**TEXTO**.
Fala, Neném

Maior filósofo do futebol brasileiro, Neném Prancha foi imortalizado por suas pérolas

por Marcos Eduardo Neves em

Maior filósofo do futebol brasileiro, Neném Prancha foi imortalizado por suas pérolas sobre o esporte – ainda que muitas delas não tenham sido de sua autoria

 

O futebol pode transformar figuras patéticas em mitos. Leva homens comuns à condição de lendas. É capaz de esculpir heróis a partir de reles mortais. O caso sui generis de Neném Prancha aglutina e sintetiza tudo isso. Personagem quase rodriguiano, de tão misterioso e carismático, o misto de folclore e realidade em torno de sua personalidade permanece vivo, apesar de mais de três décadas terem se passado desde a sua morte.

Sujeito simples e de fala mansa, Antônio Ferreira Franco de Oliveira carregou nos ombros mais do que os sacos de material esportivo que conduzia às areias da zona sul do Rio desde os anos 30. Neném Prancha, como se tornou conhecido, carregou por toda a vida o peso de ter se tornado “o maior filósofo” do futebol brasileiro. De frasista, na realidade, mais tarde descobriu-se que não tinha tanto. Seu dom maior era conhecer muito sobre a peça principal do tabuleiro da pelota, o jogador.

Fruto do amor entre um biscateiro e uma doméstica, Neném saiu aos 11 anos da pequena Resende para a Cidade Maravilhosa. A primeira desilusão foi o fracasso no campo, como jogador do obscuro time Carioca. Para seguir em frente, em vez de porres homéricos, preferiu beber da fonte da juventude. Mergulhou de cabeça nas areias de Copacabana como treinador de crianças e jovens.

Parrudo e alto, seu corpo forte escondia um mulato solitário, feio e introvertido. Muitos o tinham como assexuado. Por causa do tamanho das mãos (23 de cm comprimento) e dos pés (sapatos de tamanho 44) ganhou o apelido de Prancha. Com uma boina inseparável na cabeça, gostava de dar sermões. Ao longo do tempo, sofreu problemas de vista. Ainda assim, optou por não enxergar bem a usar óculos. Mas nem precisava. Sentia um craque pelo cheiro. “Ele trabalhava no Botafogo com os infantojuvenis”, conta Juvenal, profissional do time campeão fluminense de 1948. “Era roupeiro e massagista do departamento de atletismo e ainda trazia para o clube grandes valores, bom olheiro que era.” Reza a lenda que jogava uma laranja aos pés dos candidatos a craque para então conferir seus talentos.

**REGISTROS**.
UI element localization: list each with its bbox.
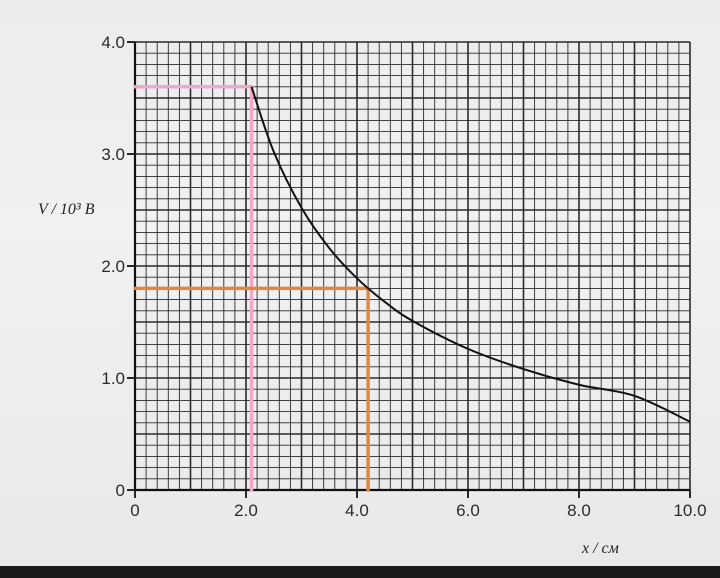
reading-lines	[133, 85, 370, 492]
x-tick-label: 6.0	[456, 501, 480, 520]
x-tick-label: 10.0	[673, 501, 706, 520]
x-tick-label: 0	[130, 501, 139, 520]
x-tick-labels: 0 2.0 4.0 6.0 8.0 10.0	[130, 490, 707, 520]
y-tick-label: 0	[116, 481, 125, 500]
x-tick-label: 8.0	[567, 501, 591, 520]
y-tick-label: 1.0	[101, 369, 125, 388]
chart: 0 2.0 4.0 6.0 8.0 10.0 0 1.0 2.0 3.0 4.0 V / 10³ …	[38, 33, 707, 557]
x-tick-label: 4.0	[345, 501, 369, 520]
grid	[134, 41, 691, 491]
x-axis-label: x / см	[581, 540, 619, 557]
y-tick-labels: 0 1.0 2.0 3.0 4.0	[101, 33, 135, 500]
chart-photo: 0 2.0 4.0 6.0 8.0 10.0 0 1.0 2.0 3.0 4.0 V / 10³ …	[0, 0, 720, 566]
y-tick-label: 4.0	[101, 33, 125, 52]
y-tick-label: 2.0	[101, 257, 125, 276]
y-tick-label: 3.0	[101, 145, 125, 164]
series	[250, 86, 691, 423]
series-line	[250, 86, 691, 423]
x-tick-label: 2.0	[234, 501, 258, 520]
y-axis-label: V / 10³ В	[38, 201, 95, 218]
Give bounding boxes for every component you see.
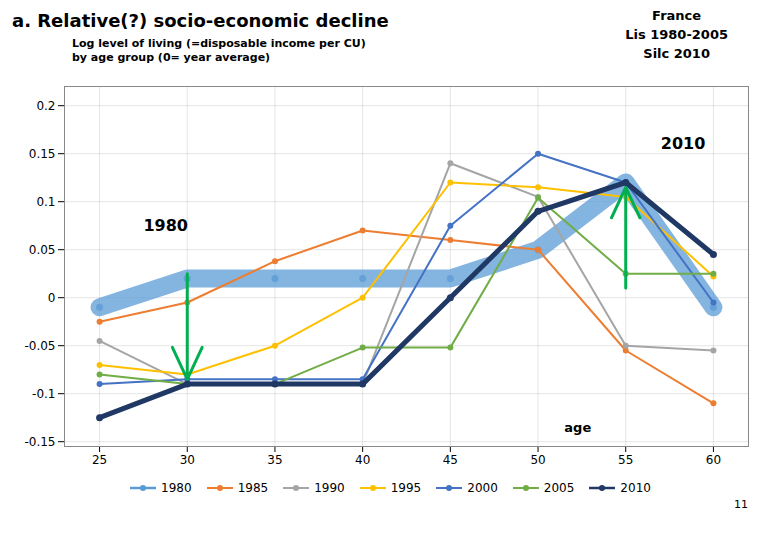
html-text:by age group (0= year average): by age group (0= year average) [72,51,271,64]
html-text:2010: 2010 [620,481,651,495]
html-text:2005: 2005 [543,481,575,495]
svg-text:2010: 2010 [661,134,706,153]
svg-text:0: 0 [48,291,56,305]
svg-text:50: 50 [530,453,545,467]
html-text:11: 11 [734,498,748,511]
svg-text:-0.15: -0.15 [24,435,55,449]
html-text:Log level of living (=disposab: Log level of living (=disposable income … [72,37,366,50]
svg-text:0.2: 0.2 [36,99,55,113]
svg-text:35: 35 [267,453,282,467]
svg-text:-0.05: -0.05 [24,339,55,353]
html-text:a. Relative(?) socio-economic: a. Relative(?) socio-economic decline [12,10,389,31]
svg-text:-0.1: -0.1 [32,387,55,401]
html-text:1995: 1995 [390,481,422,495]
html-text:1980: 1980 [161,481,192,495]
svg-text:0.15: 0.15 [29,147,56,161]
svg-text:55: 55 [618,453,633,467]
svg-text:age: age [564,420,591,435]
html-text:1990: 1990 [314,481,345,495]
svg-text:60: 60 [706,453,721,467]
svg-text:40: 40 [355,453,370,467]
svg-text:30: 30 [180,453,195,467]
html-text:1985: 1985 [237,481,269,495]
html-text:2000: 2000 [467,481,498,495]
svg-text:45: 45 [443,453,458,467]
svg-text:0.1: 0.1 [36,195,55,209]
html-text:France Lis 1980-2005 Silc 2010: France Lis 1980-2005 Silc 2010 [625,8,728,61]
svg-text:25: 25 [92,453,107,467]
svg-text:0.05: 0.05 [29,243,56,257]
svg-text:1980: 1980 [143,216,188,235]
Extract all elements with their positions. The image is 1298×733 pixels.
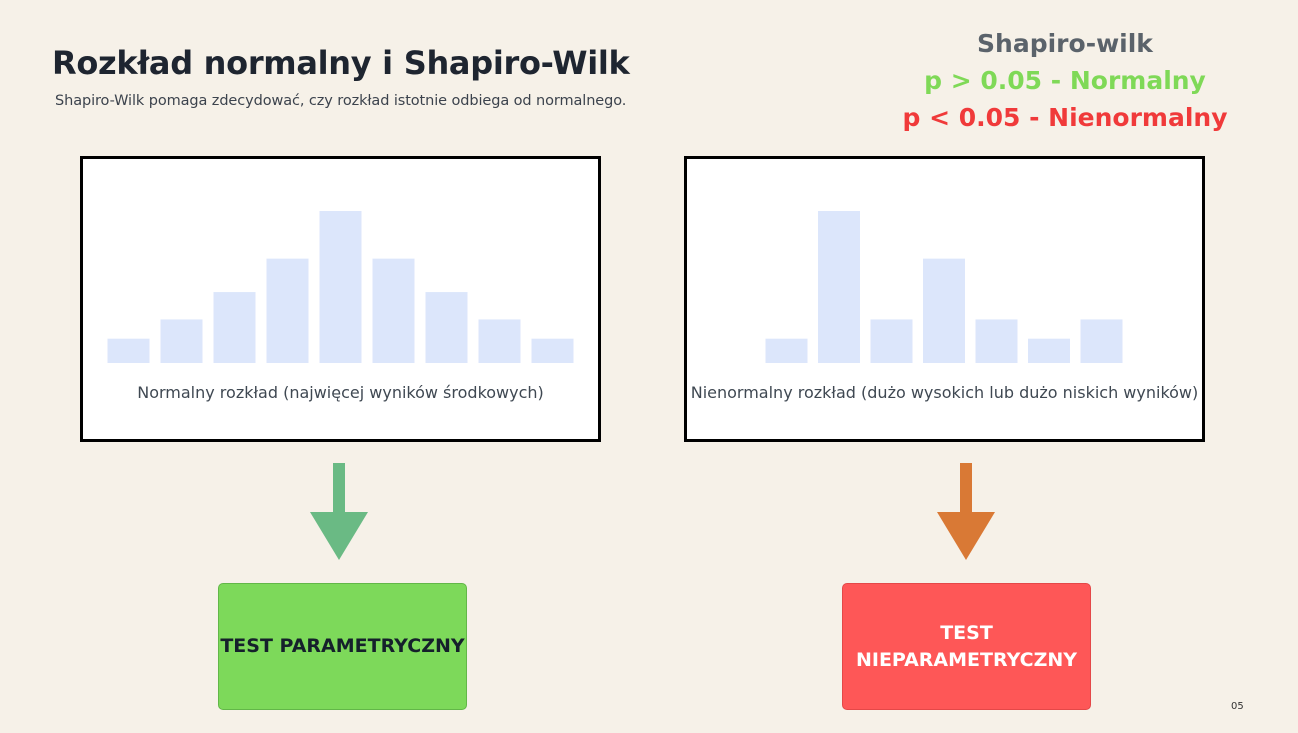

**TAREFA ESCRITA 1**. No texto sobre Neném Prancha, liste os adjetivos da frase que começa com "Parrudo e alto, seu corpo forte".
**TAREFA ESCRITA 2**. Por favor, reproduza sem alterações as linhas dos registros, começando pela que contém "html-text:by age group" e parando depois da que contém "svg-text:-0.05: -0.05 [24,339,55,353]".

**RESULTADO DA TAREFA 1**. parrudo, alto, forte, solitário, feio, introvertido

**RESULTADO DA TAREFA 2**.
html-text:by age group (0= year average): by age group (0= year average) [72,51,271,64]
html-text:2010: 2010 [620,481,651,495]
html-text:2005: 2005 [543,481,575,495]
svg-text:2010: 2010 [661,134,706,153]
svg-text:0: 0 [48,291,56,305]
svg-text:50: 50 [530,453,545,467]
html-text:11: 11 [734,498,748,511]
svg-text:-0.15: -0.15 [24,435,55,449]
html-text:Log level of living (=disposab: Log level of living (=disposable income … [72,37,366,50]
svg-text:0.2: 0.2 [36,99,55,113]
svg-text:35: 35 [267,453,282,467]
svg-text:-0.05: -0.05 [24,339,55,353]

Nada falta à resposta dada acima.